═════ TEXTO PROPORCIONADO ═════
Título: Los hombres pierden el deseo por estas 5 razones — y la mayoría no lo sabe
Hay temas que los hombres rara vez mencionan al médico, y este es uno de ellos. La pérdida del deseo sexual masculino se vive en silencio, se atribuye al cansancio o a la edad, y en muchos casos se deja pasar durante años sin buscar ninguna explicación. El problema es que detrás de ese silencio pueden estar causas muy concretas y, en varios casos, completamente tratables.
El deseo sexual varía en gran medida entre individuos y puede disminuir temporalmente por trastornos como la fatiga y la ansiedad. La libido también tiende a reducirse gradualmente con la edad. La persistencia de la libido baja puede alterar a la pareja.
Pero cuando la pérdida de deseo no es temporal sino persistente, la ciencia apunta a cinco causas principales que merece conocer.
1. Testosterona baja: la causa hormonal más frecuente
La testosterona es una hormona producida por los testículos, importante para el deseo sexual, el desarrollo corporal y la apariencia física de un hombre. A partir de los 30 a 40 años de edad, el nivel de testosterona puede empezar a disminuir lentamente. Un nivel bajo de testosterona puede afectar el deseo sexual, el estado de ánimo y producir cambios en el músculo y la grasa.
En los hombres, la disminución gradual del apetito sexual es un fenómeno común a medida que envejecen. Aunque esta reducción puede variar entre cada caso con distintos historiales médicos, se mantiene un cierto grado de interés sexual hasta los 60 y 80 años. Los bajos niveles de testosterona aumentan la probabilidad de perder el interés en sostener relaciones íntimas.
La buena noticia es que el déficit de testosterona es diagnosticable con un simple análisis de sangre. Y cuando está confirmado, existen tratamientos eficaces.
2. Estrés crónico: el enemigo silencioso del deseo
El estrés desencadena la producción de cortisol, una hormona que funciona como un sistema de alarma integrado en el cuerpo. El cortisol no solo causa la constricción de los vasos sanguíneos, lo que contribuye a la disfunción eréctil, sino que también puede causar una caída precipitada de la testosterona.
El trabajo, las preocupaciones económicas o las obligaciones familiares pueden dejar al hombre sin energía ni cabeza para el sexo. El estrés crónico es uno de los enemigos silenciosos del apetito sexual masculino. Y no hablamos solo de agotamiento físico: la mente también necesita espacio para el deseo. Si todo está ocupado por tareas, responsabilidades o ansiedad, el sexo pasa a un segundo plano.
El estrés también está relacionado con el insomnio y otras anomalías del sueño, que pueden aumentar el riesgo de fatiga y dejar al hombre menos interesado en el sexo.
═════
Copia tal cual el fragmento del texto sobre la pérdida del deseo sexual en los hombres que empieza en "1. Testosterona baja: la" y termina en "sostener relaciones íntimas.".
═════ DATOS REGISTRADOS ═════
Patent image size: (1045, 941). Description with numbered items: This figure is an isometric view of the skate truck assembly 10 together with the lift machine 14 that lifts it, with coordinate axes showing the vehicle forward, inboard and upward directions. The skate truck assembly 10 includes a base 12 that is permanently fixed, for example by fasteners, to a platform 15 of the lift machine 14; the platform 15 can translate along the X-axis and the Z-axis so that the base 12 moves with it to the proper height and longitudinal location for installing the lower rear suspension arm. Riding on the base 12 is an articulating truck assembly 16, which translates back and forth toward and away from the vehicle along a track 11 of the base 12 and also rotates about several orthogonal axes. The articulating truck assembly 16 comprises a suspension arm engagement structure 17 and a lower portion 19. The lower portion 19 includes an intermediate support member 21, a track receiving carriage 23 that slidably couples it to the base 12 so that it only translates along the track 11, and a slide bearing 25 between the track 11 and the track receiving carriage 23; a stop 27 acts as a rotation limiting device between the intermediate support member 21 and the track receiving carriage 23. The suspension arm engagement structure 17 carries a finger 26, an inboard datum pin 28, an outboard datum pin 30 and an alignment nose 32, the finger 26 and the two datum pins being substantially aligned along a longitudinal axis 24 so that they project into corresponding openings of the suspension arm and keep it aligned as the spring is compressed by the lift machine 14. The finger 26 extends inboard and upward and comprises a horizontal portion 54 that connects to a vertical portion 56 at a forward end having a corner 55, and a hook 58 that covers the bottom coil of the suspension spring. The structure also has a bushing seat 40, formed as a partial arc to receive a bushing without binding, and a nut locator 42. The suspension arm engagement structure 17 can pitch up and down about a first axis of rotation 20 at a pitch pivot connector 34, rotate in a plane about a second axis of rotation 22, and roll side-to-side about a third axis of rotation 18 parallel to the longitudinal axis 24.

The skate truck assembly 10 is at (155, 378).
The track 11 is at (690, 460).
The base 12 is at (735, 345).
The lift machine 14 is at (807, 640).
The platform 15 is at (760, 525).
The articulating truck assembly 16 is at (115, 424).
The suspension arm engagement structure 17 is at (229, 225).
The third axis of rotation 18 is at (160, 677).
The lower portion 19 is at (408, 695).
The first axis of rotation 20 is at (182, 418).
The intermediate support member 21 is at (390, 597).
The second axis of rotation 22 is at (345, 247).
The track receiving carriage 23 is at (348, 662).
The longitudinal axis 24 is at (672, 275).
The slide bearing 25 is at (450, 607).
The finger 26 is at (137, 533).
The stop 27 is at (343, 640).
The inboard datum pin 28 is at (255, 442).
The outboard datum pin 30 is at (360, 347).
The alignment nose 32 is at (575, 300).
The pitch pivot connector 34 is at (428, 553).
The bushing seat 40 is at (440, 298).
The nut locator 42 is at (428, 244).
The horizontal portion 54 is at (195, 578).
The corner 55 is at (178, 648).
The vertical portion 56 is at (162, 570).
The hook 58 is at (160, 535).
═════
◆ **RESPUESTA**
1. Testosterona baja: la causa hormonal más frecuente
La testosterona es una hormona producida por los testículos, importante para el deseo sexual, el desarrollo corporal y la apariencia física de un hombre. A partir de los 30 a 40 años de edad, el nivel de testosterona puede empezar a disminuir lentamente. Un nivel bajo de testosterona puede afectar el deseo sexual, el estado de ánimo y producir cambios en el músculo y la grasa.
En los hombres, la disminución gradual del apetito sexual es un fenómeno común a medida que envejecen. Aunque esta reducción puede variar entre cada caso con distintos historiales médicos, se mantiene un cierto grado de interés sexual hasta los 60 y 80 años. Los bajos niveles de testosterona aumentan la probabilidad de perder el interés en sostener relaciones íntimas.